Instructions for the task
Please give the lines as a JSON list of strings, one string per line with blank lines left out, starting at the beginning of the records and going on through the line with "- sidebar-item-6[interactable]: 文件管理: [0, 479, 322, 546]".
--- BEGIN Dataset extract ---
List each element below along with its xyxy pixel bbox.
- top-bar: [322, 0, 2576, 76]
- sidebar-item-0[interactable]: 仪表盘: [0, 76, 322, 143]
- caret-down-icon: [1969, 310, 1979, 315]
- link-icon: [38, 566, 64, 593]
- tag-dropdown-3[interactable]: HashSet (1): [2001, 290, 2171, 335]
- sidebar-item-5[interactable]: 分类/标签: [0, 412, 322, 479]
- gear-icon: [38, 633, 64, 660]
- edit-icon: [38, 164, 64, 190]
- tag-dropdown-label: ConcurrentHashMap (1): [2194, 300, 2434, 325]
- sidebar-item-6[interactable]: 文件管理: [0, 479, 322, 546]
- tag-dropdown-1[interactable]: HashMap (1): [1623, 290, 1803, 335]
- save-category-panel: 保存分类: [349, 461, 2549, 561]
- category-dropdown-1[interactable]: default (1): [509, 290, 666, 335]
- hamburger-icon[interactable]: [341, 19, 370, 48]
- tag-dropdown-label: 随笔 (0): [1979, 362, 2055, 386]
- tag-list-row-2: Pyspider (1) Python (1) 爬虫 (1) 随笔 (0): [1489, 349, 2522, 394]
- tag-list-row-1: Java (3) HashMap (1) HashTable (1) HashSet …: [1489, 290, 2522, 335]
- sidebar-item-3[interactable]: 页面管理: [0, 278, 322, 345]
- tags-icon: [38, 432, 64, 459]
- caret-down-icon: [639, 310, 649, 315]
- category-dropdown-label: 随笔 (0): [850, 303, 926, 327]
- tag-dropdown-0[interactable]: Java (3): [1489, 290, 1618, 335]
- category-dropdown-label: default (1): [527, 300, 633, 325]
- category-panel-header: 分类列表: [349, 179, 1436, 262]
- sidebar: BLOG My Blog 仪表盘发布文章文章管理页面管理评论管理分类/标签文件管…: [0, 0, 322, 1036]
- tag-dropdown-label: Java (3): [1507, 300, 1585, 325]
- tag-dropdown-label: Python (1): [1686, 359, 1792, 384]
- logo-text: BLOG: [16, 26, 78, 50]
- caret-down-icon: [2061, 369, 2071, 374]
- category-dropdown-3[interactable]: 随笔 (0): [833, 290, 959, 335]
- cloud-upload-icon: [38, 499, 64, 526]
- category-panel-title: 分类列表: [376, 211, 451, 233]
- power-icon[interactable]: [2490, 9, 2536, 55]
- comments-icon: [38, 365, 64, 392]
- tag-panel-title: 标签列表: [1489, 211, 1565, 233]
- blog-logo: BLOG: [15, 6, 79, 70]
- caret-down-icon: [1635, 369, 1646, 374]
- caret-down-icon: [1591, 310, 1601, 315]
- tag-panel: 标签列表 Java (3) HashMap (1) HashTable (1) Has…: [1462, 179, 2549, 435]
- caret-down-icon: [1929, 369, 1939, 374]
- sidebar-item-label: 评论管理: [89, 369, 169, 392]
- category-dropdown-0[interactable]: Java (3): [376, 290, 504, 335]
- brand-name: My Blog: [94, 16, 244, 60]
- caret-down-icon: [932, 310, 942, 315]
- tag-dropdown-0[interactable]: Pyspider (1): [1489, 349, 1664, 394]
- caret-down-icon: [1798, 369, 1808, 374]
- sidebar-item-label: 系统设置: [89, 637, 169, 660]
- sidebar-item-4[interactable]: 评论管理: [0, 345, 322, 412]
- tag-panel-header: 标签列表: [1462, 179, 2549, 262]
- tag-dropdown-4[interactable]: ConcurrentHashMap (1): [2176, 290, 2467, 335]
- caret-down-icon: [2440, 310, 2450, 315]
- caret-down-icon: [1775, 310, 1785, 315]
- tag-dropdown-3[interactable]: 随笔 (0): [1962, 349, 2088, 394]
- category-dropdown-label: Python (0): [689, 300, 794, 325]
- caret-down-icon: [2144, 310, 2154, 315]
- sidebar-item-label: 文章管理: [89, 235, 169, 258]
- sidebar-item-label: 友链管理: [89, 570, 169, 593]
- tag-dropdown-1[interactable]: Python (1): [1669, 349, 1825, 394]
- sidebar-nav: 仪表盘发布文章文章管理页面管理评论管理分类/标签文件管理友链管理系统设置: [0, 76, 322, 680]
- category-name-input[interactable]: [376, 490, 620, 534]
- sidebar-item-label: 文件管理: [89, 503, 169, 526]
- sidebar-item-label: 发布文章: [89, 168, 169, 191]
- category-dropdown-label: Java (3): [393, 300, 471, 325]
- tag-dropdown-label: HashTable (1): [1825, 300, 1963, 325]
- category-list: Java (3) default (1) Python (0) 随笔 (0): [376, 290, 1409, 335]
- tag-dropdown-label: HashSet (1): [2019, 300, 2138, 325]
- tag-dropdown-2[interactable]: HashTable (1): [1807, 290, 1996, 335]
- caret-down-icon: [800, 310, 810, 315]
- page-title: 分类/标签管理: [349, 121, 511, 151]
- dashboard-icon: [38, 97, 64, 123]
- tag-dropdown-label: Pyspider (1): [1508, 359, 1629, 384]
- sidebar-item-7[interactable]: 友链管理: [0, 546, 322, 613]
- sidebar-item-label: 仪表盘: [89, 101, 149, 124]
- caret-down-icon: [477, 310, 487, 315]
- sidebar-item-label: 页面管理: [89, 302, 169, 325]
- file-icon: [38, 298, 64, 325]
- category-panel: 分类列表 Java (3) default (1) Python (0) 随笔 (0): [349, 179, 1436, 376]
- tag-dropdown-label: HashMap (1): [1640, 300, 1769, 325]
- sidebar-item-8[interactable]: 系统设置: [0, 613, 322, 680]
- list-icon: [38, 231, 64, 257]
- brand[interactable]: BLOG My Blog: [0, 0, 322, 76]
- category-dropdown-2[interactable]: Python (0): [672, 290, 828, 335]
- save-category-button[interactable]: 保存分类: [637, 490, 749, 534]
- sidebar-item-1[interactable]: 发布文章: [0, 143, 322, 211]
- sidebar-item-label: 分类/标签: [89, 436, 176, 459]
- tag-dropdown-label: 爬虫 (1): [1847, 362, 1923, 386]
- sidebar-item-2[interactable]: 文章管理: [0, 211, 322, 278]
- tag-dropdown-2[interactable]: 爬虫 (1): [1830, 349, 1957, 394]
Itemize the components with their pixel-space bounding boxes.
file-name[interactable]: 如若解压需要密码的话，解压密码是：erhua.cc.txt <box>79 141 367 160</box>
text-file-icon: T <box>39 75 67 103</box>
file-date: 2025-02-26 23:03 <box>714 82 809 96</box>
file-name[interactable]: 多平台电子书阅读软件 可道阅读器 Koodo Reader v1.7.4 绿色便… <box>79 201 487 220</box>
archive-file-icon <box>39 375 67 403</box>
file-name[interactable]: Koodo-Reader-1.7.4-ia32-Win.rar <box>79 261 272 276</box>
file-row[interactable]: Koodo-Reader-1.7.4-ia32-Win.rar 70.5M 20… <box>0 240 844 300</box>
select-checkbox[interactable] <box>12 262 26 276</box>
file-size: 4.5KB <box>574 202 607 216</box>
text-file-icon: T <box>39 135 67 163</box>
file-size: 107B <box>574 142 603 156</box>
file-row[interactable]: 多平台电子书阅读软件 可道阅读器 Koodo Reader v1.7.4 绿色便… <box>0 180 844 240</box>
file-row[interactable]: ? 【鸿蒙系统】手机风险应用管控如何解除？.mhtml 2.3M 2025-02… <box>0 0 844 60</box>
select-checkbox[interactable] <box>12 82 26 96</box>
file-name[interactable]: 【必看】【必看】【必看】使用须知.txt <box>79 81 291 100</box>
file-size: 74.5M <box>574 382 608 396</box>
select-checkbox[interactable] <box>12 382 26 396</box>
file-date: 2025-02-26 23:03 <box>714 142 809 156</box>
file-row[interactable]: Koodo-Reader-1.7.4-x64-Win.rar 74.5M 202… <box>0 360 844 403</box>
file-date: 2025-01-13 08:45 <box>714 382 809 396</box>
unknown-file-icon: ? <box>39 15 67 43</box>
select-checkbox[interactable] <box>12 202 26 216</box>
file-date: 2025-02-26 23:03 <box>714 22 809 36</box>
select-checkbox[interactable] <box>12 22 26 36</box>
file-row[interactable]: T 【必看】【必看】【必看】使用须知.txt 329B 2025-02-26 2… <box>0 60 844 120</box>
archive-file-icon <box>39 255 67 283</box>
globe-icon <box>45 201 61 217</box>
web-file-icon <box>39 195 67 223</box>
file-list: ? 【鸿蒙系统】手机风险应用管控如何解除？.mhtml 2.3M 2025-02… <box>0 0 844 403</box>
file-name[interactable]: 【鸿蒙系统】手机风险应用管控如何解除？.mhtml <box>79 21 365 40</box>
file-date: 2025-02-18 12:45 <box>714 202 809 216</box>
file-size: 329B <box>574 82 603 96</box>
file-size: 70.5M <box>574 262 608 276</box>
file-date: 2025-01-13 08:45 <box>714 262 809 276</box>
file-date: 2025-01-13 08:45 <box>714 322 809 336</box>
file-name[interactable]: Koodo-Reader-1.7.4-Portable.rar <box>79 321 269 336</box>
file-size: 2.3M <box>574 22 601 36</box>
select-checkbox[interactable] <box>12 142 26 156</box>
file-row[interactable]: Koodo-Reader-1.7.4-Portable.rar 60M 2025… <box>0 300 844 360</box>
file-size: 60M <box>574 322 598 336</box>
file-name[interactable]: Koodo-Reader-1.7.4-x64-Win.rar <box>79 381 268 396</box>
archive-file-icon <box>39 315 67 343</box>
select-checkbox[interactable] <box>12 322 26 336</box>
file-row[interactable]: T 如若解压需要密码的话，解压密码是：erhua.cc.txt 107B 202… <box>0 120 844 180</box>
--- END Dataset extract ---
Problem solution
[
  "List each element below along with its xyxy pixel bbox.",
  "- top-bar: [322, 0, 2576, 76]",
  "- sidebar-item-0[interactable]: 仪表盘: [0, 76, 322, 143]",
  "- caret-down-icon: [1969, 310, 1979, 315]",
  "- link-icon: [38, 566, 64, 593]",
  "- tag-dropdown-3[interactable]: HashSet (1): [2001, 290, 2171, 335]",
  "- sidebar-item-5[interactable]: 分类/标签: [0, 412, 322, 479]",
  "- gear-icon: [38, 633, 64, 660]",
  "- edit-icon: [38, 164, 64, 190]",
  "- tag-dropdown-label: ConcurrentHashMap (1): [2194, 300, 2434, 325]",
  "- sidebar-item-6[interactable]: 文件管理: [0, 479, 322, 546]"
]